§ EXERCISE TASK
Collect the lines of the entries where "Public" shows up.

§ INFORMATION SUPPLIED

+++++

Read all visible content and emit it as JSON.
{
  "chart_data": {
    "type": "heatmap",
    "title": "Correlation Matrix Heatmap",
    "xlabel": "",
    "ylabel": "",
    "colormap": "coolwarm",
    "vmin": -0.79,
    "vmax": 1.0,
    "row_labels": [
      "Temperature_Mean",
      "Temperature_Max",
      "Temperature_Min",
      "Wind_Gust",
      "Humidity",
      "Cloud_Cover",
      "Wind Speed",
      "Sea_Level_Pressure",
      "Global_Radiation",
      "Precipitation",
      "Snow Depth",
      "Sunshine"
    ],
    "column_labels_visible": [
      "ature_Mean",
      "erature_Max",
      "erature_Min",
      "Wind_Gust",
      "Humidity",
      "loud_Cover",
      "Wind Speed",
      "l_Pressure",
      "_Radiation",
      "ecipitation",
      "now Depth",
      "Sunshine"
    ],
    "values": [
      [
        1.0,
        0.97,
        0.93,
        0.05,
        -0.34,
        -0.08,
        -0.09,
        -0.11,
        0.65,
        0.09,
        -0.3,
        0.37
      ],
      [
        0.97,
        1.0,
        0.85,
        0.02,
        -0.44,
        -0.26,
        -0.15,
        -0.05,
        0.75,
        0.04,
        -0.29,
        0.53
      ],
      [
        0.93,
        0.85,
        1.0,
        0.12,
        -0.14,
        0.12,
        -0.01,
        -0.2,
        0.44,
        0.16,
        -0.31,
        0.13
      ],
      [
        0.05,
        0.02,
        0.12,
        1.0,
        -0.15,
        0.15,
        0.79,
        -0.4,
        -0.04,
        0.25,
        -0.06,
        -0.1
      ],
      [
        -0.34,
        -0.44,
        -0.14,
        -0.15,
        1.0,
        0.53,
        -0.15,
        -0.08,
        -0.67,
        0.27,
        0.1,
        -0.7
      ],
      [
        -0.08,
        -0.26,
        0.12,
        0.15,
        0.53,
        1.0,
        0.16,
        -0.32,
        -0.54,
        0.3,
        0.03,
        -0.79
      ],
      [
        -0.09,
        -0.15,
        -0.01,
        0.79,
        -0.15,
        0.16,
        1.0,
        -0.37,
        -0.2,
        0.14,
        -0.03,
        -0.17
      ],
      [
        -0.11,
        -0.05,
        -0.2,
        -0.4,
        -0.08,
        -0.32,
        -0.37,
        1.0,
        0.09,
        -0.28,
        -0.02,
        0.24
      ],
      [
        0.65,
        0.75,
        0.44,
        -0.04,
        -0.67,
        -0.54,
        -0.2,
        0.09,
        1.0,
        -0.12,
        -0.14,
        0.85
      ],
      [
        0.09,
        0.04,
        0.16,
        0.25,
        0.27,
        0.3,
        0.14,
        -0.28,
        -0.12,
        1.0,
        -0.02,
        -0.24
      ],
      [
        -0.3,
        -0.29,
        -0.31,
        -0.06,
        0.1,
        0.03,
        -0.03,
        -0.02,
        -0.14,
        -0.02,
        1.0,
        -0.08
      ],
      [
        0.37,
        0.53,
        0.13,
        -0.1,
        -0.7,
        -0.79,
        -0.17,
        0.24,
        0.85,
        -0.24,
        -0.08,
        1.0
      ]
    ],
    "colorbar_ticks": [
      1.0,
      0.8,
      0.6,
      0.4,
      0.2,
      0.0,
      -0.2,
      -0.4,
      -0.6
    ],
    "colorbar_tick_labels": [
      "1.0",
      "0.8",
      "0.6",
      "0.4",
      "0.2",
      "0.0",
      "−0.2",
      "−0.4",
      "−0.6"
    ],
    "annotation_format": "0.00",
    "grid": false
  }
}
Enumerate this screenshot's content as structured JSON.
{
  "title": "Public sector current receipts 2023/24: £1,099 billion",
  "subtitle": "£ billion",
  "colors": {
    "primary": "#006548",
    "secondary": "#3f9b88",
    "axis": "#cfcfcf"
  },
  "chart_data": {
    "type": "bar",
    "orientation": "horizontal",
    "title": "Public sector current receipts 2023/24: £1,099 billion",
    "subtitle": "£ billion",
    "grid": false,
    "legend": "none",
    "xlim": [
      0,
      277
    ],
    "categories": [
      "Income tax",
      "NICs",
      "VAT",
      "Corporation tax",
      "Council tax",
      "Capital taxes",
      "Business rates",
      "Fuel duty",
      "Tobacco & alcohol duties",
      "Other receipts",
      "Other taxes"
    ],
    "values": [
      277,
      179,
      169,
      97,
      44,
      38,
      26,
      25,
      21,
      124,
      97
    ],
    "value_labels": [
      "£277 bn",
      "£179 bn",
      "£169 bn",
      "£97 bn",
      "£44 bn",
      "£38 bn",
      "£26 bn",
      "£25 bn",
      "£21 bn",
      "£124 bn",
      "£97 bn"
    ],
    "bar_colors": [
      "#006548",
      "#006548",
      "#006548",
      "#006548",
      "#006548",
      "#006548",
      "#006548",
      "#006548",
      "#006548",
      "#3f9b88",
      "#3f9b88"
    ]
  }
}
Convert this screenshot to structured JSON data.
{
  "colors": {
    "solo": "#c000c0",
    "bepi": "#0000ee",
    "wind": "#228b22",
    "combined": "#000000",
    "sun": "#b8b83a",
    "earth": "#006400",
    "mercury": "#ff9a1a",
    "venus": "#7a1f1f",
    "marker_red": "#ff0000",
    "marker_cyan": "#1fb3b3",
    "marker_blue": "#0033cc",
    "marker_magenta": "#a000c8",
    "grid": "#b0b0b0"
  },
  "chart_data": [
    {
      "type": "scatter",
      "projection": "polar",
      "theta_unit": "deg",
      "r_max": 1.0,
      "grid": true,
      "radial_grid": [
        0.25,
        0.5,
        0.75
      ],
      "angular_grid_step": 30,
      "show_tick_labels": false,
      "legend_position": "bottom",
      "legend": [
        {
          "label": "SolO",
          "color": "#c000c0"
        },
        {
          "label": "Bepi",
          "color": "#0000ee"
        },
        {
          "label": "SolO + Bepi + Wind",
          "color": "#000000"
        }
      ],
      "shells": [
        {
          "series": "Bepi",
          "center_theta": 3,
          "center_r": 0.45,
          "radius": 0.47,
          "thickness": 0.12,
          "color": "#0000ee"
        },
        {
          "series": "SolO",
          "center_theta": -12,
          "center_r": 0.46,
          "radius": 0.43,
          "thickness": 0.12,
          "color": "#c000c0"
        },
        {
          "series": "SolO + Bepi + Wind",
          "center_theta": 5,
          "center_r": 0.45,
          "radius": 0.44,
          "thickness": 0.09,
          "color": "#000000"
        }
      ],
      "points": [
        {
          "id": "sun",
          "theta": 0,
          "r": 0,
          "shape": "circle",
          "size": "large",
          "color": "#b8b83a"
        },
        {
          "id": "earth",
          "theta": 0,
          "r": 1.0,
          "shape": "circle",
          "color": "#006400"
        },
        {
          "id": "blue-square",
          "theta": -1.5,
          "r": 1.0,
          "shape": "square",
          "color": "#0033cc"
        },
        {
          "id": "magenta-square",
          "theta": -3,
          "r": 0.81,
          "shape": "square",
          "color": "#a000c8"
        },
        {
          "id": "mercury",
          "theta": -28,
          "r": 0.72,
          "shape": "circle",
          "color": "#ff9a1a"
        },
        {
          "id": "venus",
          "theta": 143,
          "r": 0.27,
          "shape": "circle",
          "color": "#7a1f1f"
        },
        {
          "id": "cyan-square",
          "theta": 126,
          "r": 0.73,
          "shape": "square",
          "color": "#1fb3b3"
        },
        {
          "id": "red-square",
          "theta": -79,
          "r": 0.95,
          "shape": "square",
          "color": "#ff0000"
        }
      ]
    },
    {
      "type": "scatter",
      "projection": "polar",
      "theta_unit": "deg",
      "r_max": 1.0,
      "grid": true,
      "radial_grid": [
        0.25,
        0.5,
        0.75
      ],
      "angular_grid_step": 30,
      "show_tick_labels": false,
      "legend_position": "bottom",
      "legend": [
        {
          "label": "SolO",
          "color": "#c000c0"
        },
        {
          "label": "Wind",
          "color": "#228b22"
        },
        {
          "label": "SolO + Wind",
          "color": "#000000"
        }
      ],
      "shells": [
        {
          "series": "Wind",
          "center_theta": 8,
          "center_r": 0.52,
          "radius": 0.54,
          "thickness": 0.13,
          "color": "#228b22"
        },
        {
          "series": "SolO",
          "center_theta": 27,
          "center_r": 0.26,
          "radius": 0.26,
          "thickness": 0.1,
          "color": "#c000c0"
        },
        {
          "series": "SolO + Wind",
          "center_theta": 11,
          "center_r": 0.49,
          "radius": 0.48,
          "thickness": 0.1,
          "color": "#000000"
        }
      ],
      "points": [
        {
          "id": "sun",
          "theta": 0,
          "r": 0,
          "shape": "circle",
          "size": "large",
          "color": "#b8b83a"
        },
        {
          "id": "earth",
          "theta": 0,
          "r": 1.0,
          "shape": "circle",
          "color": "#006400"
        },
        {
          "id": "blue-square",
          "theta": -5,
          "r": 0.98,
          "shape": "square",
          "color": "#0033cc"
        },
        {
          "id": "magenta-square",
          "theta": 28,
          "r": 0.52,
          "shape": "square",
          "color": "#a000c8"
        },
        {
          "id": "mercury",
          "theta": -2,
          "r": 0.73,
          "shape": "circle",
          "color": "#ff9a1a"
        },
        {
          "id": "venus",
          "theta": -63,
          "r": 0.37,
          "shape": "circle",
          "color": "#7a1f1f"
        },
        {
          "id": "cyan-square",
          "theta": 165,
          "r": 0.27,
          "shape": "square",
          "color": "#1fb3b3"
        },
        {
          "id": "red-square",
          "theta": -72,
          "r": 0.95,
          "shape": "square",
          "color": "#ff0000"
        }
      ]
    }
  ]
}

+++++

§ COMPLETED EXERCISE
  "title": "Public sector current receipts 2023/24: £1,099 billion",
    "title": "Public sector current receipts 2023/24: £1,099 billion",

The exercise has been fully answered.